• **What needs to be done**: In the following material, identify every line holding the string "اداره" and return it.

══ Provided records

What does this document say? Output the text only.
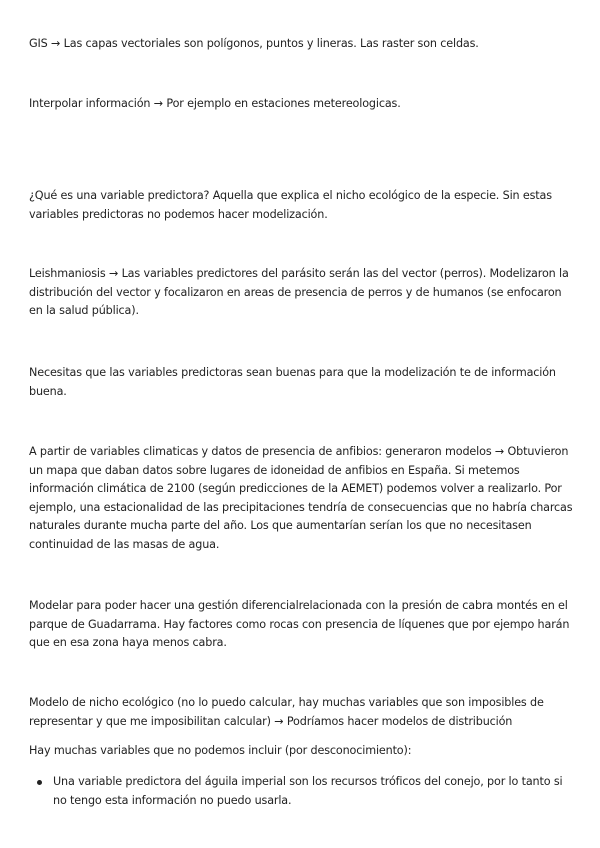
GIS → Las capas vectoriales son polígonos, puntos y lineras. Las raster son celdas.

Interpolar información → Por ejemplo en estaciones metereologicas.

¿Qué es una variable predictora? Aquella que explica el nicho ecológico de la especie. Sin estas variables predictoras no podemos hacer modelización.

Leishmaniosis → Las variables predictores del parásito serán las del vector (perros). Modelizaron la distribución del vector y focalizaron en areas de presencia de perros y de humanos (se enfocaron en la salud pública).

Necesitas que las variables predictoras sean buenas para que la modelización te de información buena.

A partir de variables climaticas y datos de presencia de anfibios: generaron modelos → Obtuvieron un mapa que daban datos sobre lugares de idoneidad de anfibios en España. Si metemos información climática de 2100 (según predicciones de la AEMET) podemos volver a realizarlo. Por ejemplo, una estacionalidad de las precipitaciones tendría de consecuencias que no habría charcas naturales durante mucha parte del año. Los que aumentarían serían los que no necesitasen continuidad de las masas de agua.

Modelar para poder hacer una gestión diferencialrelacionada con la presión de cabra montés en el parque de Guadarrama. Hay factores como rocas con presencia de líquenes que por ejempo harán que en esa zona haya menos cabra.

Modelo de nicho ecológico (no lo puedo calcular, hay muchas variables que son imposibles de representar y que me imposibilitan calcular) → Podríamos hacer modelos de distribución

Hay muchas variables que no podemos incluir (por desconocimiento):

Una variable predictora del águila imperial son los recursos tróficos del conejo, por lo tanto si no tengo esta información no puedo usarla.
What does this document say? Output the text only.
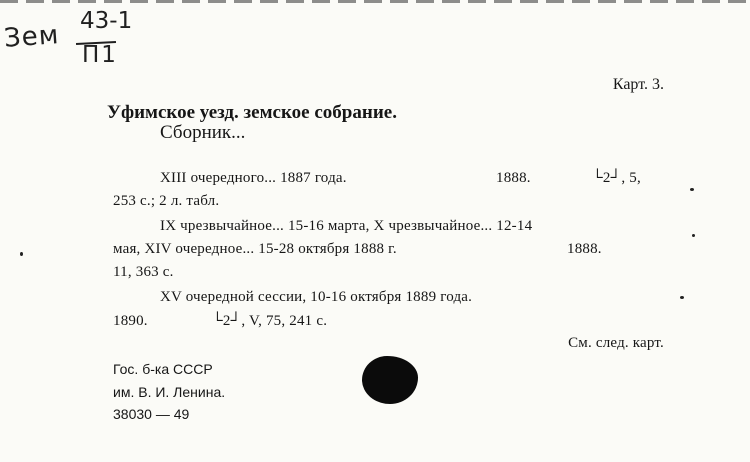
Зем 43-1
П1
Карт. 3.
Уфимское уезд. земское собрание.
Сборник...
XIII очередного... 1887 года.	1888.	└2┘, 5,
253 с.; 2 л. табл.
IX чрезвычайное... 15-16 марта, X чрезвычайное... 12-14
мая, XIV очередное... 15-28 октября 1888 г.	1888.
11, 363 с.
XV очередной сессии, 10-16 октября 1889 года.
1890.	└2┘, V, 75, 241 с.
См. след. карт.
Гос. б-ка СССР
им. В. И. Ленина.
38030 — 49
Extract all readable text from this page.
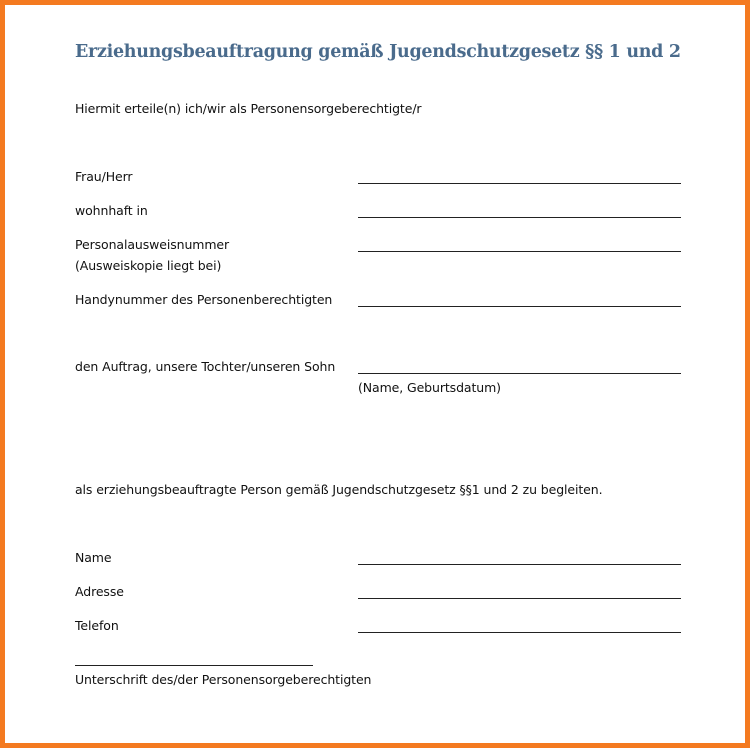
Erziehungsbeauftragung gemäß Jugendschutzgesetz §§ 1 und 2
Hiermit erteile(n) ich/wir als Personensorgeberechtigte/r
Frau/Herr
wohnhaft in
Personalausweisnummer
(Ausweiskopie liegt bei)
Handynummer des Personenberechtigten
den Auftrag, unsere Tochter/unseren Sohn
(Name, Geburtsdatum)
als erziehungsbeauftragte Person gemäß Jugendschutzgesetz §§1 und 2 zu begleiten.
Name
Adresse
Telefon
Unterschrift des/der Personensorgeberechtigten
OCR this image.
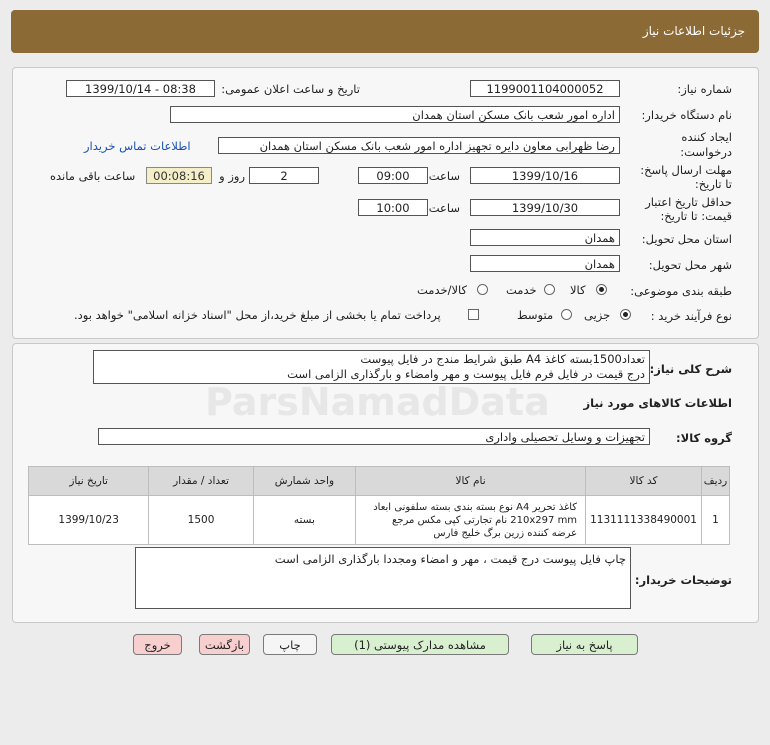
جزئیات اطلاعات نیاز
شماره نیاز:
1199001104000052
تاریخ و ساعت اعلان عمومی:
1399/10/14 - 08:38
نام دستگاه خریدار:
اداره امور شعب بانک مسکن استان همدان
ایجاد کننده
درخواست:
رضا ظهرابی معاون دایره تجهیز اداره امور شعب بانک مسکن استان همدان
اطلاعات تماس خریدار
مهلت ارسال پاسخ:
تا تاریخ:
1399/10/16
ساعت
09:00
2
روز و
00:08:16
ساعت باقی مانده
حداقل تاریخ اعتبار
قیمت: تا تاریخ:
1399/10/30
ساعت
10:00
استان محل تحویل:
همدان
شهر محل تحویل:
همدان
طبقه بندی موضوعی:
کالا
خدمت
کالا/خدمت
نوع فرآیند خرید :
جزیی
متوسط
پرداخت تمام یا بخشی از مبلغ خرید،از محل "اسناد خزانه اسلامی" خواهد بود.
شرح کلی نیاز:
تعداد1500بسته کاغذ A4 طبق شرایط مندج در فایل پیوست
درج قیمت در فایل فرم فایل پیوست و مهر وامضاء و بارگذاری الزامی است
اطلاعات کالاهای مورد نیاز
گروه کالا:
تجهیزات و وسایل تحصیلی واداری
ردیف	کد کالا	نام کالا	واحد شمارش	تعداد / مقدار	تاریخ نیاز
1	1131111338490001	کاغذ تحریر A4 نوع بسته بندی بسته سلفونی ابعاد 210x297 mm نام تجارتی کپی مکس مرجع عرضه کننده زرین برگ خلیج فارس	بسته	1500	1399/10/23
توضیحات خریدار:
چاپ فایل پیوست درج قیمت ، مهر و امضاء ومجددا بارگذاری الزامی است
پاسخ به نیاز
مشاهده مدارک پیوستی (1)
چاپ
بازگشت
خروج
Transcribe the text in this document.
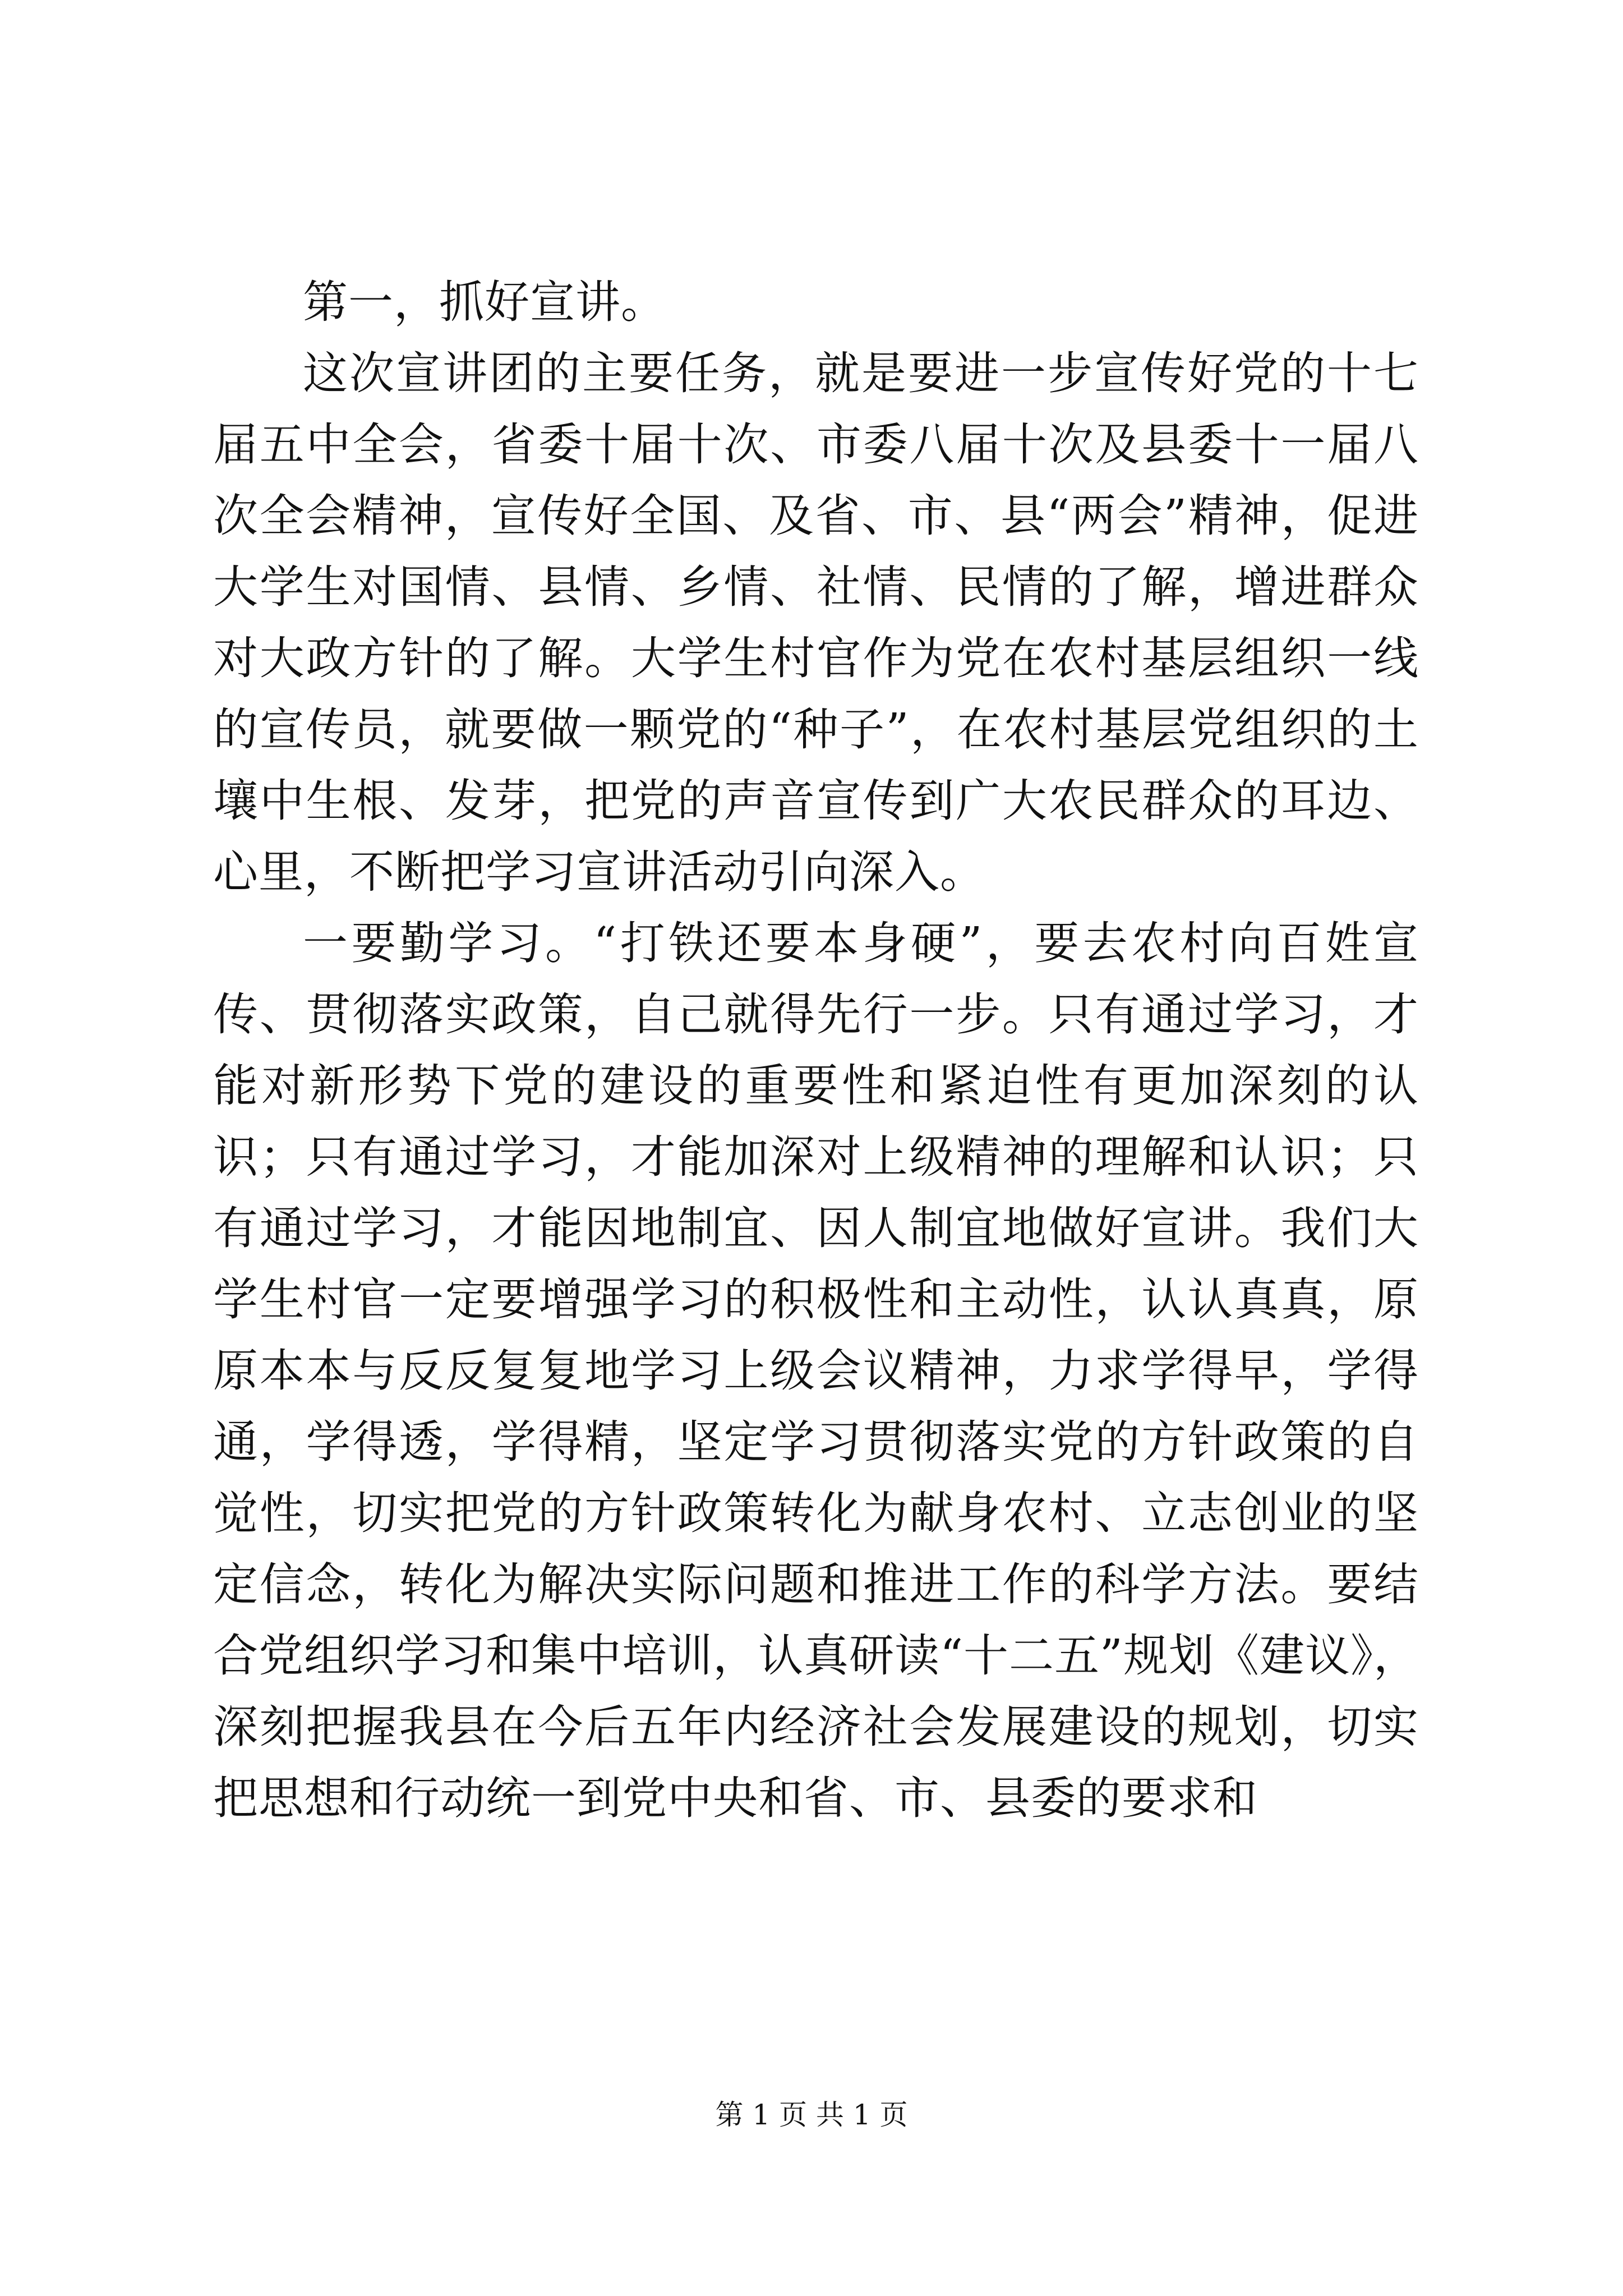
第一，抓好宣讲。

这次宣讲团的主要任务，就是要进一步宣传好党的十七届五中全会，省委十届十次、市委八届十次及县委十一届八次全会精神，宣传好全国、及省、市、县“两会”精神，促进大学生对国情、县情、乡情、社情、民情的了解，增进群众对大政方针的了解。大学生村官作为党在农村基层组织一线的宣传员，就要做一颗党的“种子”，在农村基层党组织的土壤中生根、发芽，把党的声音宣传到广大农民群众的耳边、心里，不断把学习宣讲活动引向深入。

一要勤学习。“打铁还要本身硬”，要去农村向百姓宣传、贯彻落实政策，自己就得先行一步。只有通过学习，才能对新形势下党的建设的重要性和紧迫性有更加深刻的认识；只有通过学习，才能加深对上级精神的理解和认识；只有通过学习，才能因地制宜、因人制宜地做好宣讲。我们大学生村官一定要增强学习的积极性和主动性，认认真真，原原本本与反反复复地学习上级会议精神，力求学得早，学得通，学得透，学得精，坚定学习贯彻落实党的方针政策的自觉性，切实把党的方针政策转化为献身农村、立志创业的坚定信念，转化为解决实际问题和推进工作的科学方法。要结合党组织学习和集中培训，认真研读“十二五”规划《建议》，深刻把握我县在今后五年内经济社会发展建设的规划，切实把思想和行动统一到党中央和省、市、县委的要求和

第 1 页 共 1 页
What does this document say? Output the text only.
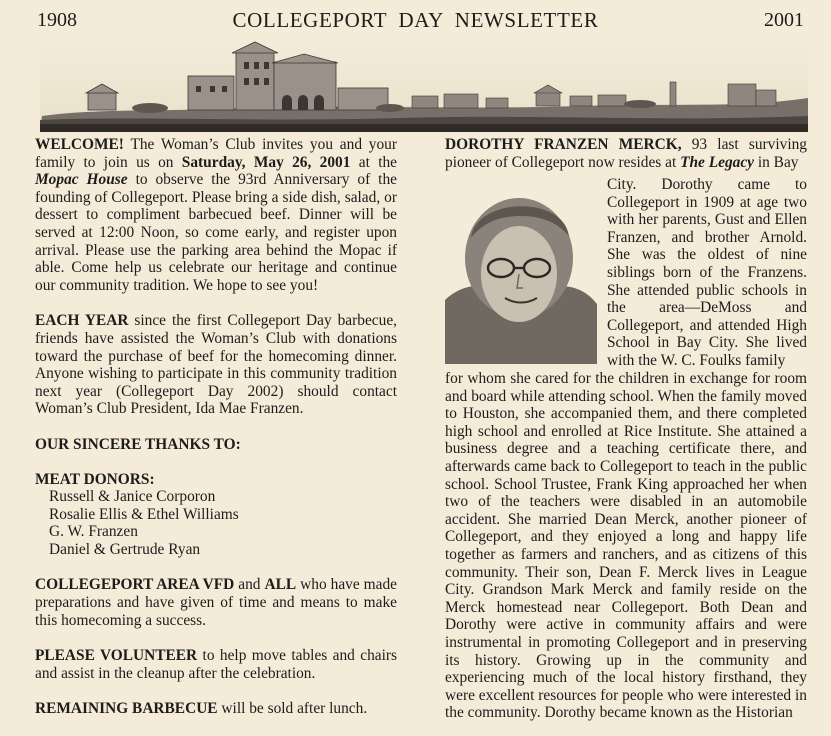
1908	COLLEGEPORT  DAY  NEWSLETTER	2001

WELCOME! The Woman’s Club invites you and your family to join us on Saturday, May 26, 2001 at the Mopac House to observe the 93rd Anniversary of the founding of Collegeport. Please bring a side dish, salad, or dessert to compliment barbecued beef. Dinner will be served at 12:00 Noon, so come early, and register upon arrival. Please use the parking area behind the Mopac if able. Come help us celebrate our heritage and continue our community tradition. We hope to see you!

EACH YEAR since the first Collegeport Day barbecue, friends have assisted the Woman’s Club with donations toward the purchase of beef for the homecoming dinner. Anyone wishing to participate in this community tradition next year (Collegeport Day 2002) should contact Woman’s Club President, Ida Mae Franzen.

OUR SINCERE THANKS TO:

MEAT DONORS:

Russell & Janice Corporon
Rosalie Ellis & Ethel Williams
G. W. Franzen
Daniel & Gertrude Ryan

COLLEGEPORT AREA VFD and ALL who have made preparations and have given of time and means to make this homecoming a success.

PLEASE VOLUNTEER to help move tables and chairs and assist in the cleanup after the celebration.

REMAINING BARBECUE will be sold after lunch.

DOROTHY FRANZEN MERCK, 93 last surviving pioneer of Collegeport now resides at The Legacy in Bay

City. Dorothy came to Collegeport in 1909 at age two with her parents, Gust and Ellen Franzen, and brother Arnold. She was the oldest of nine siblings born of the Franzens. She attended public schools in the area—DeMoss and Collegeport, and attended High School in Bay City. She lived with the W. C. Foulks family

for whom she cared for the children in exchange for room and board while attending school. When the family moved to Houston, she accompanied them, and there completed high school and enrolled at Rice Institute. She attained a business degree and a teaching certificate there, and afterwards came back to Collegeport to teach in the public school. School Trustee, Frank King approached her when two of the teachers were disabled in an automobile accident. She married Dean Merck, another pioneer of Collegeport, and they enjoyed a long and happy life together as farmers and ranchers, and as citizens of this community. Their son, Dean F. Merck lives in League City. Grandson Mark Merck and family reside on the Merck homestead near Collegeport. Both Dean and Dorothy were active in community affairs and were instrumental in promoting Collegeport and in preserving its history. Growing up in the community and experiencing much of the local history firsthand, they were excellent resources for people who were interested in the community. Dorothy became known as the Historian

════

• **Exercise solution**:
اداره امور شعب بانک مسکن استان همدان
رضا ظهرابی معاون دایره تجهیز اداره امور شعب بانک مسکن استان همدان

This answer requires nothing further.